#### [Goal]
Go through the material below and copy each line where the word "DATE" appears.

Data records:
--- --- ---
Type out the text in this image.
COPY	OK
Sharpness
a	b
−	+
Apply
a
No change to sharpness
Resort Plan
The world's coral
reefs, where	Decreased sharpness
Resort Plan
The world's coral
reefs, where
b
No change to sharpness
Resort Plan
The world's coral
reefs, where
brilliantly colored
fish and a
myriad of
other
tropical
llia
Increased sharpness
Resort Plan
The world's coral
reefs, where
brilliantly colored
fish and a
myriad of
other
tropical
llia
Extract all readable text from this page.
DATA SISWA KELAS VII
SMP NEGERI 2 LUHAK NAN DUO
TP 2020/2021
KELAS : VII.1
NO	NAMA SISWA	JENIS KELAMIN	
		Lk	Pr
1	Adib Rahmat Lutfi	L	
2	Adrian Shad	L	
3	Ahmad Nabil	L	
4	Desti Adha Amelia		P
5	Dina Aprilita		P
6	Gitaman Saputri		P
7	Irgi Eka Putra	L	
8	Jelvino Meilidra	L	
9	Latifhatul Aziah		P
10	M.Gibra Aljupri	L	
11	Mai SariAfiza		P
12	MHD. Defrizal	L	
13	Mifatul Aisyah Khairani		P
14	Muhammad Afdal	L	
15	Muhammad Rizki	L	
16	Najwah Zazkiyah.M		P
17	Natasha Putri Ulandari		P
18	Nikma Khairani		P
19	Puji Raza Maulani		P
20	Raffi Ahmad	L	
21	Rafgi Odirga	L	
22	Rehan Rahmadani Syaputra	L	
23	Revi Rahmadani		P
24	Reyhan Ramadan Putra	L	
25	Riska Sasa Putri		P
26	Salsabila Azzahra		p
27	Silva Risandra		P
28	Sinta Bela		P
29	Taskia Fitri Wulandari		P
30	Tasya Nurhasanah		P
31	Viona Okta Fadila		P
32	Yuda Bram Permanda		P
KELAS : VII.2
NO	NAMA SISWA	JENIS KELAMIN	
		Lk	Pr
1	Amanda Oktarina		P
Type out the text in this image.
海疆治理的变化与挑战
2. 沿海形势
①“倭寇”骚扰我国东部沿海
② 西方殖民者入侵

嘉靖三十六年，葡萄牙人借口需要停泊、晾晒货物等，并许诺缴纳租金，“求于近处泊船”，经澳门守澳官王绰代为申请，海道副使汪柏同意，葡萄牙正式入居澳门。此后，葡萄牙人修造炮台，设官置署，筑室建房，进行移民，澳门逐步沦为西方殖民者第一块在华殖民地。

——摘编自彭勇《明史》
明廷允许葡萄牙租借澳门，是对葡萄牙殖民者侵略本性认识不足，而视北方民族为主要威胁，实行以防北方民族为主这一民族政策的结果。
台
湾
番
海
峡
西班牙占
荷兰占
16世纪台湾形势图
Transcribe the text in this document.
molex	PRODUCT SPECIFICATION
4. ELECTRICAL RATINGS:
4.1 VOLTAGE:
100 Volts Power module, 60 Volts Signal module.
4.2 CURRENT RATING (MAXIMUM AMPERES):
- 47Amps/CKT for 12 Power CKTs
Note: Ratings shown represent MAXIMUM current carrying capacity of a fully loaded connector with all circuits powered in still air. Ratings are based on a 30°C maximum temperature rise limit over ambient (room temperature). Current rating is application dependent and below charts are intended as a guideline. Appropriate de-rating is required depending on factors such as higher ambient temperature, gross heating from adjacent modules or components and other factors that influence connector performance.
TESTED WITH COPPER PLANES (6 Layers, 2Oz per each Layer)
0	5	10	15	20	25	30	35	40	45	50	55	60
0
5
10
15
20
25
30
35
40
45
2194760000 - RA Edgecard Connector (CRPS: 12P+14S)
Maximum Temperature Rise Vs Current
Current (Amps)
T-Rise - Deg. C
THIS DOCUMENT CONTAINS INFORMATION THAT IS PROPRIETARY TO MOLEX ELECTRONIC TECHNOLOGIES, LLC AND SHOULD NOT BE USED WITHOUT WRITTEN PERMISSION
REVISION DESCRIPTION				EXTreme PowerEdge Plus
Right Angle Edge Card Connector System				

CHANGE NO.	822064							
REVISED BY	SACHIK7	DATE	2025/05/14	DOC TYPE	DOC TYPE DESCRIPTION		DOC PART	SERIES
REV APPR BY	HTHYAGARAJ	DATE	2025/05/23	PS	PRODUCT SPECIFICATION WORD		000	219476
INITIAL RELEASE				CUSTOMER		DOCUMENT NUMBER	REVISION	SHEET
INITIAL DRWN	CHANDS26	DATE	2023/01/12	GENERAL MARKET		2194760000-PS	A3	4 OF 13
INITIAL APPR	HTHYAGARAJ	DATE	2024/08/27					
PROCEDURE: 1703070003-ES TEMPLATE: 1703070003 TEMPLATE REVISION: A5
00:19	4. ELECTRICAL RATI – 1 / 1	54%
--- --- ---
#### [Written answer]
REVISED BY	SACHIK7	DATE	2025/05/14	DOC TYPE	DOC TYPE DESCRIPTION		DOC PART	SERIES
REV APPR BY	HTHYAGARAJ	DATE	2025/05/23	PS	PRODUCT SPECIFICATION WORD		000	219476
INITIAL DRWN	CHANDS26	DATE	2023/01/12	GENERAL MARKET		2194760000-PS	A3	4 OF 13
INITIAL APPR	HTHYAGARAJ	DATE	2024/08/27					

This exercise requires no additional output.